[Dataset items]
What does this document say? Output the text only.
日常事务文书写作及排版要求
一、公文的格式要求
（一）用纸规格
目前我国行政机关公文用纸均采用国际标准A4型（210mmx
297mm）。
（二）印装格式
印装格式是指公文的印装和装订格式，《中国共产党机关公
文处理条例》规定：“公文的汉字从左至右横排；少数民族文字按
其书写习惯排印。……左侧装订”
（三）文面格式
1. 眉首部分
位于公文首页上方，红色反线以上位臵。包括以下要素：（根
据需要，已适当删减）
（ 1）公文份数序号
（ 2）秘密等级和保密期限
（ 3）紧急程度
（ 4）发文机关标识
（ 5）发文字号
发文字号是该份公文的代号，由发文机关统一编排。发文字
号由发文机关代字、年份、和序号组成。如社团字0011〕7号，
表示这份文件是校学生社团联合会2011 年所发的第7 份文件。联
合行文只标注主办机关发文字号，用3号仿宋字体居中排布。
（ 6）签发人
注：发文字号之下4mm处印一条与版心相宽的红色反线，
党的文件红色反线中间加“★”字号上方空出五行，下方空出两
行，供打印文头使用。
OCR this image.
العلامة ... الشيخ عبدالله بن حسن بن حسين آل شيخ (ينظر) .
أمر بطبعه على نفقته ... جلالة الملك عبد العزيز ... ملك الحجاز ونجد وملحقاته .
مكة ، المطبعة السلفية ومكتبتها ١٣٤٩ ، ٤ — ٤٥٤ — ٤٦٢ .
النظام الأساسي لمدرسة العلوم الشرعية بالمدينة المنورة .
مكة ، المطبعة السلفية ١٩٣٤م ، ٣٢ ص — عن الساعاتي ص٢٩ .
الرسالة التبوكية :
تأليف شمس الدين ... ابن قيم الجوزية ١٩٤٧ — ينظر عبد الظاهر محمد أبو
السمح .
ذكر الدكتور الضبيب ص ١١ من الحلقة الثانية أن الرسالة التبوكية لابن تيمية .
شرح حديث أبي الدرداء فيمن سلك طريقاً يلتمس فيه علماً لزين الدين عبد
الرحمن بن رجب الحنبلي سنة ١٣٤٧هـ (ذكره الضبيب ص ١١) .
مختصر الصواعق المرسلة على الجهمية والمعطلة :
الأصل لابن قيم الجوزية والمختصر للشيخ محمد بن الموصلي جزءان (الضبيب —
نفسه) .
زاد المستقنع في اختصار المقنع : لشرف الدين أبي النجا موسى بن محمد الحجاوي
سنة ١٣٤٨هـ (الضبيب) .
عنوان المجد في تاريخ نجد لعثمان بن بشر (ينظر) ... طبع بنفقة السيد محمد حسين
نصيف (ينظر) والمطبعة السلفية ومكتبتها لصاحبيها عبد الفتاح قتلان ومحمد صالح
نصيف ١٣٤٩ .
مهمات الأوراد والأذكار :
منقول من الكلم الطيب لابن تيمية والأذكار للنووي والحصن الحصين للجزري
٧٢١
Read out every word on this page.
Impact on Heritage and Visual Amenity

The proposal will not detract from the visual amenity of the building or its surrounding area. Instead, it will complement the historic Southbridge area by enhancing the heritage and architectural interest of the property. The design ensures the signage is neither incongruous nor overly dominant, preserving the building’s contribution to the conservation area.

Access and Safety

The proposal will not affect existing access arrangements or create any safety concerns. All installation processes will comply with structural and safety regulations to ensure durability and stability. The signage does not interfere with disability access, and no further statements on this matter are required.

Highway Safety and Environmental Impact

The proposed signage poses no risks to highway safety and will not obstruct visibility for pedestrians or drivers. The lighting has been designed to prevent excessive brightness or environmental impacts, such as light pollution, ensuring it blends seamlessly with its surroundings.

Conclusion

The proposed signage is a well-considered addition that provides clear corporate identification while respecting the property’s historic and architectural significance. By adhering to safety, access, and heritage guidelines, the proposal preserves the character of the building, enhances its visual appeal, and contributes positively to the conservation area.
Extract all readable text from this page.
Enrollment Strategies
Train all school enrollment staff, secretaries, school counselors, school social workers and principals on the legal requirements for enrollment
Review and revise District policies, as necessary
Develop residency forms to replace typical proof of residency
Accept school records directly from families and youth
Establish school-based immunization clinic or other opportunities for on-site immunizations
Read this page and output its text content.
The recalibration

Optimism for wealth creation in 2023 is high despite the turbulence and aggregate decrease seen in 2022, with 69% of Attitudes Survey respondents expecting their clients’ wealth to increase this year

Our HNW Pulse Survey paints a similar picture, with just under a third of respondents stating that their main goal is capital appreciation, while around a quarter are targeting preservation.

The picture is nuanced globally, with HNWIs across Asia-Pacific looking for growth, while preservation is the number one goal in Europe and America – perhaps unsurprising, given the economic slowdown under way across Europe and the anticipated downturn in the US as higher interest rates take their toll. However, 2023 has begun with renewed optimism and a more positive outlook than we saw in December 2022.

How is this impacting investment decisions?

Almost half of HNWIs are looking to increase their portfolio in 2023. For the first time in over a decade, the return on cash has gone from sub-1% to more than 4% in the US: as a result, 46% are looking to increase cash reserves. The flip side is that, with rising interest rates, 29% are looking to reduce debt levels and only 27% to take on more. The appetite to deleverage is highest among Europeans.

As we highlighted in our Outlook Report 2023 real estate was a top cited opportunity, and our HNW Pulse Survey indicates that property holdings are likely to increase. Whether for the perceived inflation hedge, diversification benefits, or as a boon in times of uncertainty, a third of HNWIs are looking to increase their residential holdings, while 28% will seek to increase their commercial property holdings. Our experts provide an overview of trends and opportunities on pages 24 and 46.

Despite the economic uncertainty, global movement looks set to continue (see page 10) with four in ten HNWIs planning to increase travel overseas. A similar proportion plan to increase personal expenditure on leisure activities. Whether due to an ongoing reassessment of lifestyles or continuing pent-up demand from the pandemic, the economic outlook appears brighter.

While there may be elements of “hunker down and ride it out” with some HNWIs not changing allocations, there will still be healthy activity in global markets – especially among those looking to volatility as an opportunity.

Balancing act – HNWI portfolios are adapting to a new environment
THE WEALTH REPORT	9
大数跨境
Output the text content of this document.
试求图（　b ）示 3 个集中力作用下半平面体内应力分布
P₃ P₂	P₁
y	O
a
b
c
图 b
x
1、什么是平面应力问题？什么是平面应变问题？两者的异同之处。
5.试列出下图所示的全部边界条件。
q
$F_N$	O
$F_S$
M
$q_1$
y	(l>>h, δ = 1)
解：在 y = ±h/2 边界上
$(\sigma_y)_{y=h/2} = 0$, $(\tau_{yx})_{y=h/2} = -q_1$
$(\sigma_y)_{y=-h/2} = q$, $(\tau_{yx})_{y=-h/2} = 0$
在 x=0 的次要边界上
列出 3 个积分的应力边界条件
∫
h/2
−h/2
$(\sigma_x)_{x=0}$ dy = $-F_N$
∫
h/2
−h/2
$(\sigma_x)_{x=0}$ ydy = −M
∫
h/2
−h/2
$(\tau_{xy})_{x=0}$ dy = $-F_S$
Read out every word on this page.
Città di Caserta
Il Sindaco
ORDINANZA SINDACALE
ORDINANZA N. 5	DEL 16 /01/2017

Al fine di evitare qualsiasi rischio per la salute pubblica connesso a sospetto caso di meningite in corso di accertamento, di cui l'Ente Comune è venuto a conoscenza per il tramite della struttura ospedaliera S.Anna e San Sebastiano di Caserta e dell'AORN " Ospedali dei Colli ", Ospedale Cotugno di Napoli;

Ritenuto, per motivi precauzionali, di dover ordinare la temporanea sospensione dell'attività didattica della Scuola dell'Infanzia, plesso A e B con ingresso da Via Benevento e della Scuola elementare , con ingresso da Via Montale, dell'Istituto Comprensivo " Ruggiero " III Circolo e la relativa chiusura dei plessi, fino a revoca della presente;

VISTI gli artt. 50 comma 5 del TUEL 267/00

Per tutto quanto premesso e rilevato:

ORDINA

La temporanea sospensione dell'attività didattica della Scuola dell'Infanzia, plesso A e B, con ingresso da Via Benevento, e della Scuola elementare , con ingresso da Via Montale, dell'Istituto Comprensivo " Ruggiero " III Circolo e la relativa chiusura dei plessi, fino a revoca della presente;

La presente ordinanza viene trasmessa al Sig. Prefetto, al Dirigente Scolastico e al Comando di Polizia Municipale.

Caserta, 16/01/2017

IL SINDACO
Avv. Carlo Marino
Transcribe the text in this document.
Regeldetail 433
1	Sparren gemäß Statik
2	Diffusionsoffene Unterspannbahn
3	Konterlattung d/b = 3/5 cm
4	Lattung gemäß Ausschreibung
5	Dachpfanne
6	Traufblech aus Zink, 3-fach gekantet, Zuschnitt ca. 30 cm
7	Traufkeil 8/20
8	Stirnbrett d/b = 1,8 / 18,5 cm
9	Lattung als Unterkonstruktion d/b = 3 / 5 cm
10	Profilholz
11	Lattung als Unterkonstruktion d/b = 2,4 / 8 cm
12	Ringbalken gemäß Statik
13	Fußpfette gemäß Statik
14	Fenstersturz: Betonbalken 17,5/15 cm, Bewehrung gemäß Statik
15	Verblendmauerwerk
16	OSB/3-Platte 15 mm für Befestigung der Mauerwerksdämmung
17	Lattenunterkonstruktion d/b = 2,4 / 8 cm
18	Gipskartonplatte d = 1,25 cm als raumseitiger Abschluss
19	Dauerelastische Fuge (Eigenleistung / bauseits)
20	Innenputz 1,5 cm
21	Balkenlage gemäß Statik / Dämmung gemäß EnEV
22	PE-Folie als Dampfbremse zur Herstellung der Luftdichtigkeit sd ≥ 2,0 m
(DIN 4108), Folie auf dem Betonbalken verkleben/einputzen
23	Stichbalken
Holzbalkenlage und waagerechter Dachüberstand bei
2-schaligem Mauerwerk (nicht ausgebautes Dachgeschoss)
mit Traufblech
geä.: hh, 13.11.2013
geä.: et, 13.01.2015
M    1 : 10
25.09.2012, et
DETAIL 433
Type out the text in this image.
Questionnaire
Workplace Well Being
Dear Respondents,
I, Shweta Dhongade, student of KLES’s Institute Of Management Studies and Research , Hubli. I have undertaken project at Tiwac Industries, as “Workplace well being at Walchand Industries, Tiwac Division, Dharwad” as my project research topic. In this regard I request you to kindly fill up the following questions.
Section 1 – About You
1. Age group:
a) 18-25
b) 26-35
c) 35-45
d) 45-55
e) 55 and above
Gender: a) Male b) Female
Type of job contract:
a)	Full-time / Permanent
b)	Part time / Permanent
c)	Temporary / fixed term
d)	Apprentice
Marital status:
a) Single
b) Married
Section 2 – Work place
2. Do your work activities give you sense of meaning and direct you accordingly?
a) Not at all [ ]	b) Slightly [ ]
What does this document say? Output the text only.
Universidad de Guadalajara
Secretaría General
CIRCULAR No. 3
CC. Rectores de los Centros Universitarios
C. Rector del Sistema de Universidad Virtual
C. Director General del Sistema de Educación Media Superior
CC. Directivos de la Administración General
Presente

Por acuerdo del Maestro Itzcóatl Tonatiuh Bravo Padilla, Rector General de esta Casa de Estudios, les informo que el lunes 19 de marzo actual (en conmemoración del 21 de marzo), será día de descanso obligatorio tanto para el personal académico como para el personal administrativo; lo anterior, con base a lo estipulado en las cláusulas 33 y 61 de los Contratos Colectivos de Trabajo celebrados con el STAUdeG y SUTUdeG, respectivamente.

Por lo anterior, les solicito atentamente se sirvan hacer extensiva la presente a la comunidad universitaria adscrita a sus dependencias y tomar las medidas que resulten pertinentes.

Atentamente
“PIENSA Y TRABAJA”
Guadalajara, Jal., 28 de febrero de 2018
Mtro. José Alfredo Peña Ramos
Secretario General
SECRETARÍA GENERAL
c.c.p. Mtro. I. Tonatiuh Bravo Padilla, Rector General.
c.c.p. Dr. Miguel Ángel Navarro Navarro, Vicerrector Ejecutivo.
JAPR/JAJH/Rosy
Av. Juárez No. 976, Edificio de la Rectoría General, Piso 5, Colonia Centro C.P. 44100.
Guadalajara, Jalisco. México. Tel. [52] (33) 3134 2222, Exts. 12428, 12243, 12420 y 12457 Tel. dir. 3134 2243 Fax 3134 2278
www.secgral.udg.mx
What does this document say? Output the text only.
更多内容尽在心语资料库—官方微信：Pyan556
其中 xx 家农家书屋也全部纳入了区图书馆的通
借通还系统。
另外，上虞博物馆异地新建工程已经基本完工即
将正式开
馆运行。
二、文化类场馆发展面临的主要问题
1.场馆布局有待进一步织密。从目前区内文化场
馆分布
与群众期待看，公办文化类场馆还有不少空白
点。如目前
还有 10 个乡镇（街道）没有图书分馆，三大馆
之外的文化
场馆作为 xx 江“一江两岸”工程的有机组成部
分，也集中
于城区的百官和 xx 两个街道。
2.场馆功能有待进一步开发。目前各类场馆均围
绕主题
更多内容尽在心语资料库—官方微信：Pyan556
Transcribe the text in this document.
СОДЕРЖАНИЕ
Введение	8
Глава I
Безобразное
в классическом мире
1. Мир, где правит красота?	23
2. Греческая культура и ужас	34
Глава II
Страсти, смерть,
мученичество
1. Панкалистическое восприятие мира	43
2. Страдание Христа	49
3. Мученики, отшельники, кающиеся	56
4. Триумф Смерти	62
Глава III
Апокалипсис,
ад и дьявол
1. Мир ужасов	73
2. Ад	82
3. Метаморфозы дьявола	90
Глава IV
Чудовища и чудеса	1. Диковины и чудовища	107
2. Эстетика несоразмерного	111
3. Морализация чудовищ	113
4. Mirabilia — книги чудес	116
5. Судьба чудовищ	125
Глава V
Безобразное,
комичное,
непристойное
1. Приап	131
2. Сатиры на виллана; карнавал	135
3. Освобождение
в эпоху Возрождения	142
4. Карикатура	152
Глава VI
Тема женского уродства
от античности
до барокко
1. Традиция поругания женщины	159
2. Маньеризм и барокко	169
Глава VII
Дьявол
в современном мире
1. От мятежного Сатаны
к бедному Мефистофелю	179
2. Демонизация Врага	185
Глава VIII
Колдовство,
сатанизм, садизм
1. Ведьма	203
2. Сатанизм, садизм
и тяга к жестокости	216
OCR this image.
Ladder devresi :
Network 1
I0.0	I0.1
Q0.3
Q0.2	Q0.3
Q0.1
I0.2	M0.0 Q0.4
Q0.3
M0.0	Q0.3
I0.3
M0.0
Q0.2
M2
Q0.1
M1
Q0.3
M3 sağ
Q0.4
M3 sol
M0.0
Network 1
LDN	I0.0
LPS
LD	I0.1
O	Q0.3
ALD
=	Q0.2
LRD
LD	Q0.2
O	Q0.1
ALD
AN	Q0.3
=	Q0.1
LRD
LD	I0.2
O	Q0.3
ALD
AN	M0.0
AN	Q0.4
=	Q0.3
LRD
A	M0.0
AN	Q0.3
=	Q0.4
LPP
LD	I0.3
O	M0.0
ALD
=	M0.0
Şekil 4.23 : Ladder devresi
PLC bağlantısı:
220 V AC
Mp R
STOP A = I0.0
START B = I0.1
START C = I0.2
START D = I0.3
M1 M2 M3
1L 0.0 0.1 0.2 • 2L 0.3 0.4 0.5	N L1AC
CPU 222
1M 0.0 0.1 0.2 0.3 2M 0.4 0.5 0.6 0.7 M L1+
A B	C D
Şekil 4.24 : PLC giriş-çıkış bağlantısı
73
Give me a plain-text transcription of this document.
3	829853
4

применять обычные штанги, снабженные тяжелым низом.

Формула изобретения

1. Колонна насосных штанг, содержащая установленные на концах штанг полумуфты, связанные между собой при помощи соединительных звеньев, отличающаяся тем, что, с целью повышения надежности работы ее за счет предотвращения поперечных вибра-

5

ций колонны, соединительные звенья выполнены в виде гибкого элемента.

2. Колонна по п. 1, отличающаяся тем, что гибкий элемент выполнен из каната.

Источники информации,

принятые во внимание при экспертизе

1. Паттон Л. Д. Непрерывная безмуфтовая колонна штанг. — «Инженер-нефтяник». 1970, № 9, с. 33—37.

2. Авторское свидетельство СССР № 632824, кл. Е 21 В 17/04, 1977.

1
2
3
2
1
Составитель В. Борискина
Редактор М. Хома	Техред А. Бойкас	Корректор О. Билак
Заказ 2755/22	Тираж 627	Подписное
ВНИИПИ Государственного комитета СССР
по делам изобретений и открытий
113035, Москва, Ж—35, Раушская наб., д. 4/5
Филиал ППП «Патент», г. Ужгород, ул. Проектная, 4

> _Stated task_
Using the material above, copy every line in which the string "تيمية" occurs.

> _Result_
ذكر الدكتور الضبيب ص ١١ من الحلقة الثانية أن الرسالة التبوكية لابن تيمية .
منقول من الكلم الطيب لابن تيمية والأذكار للنووي والحصن الحصين للجزري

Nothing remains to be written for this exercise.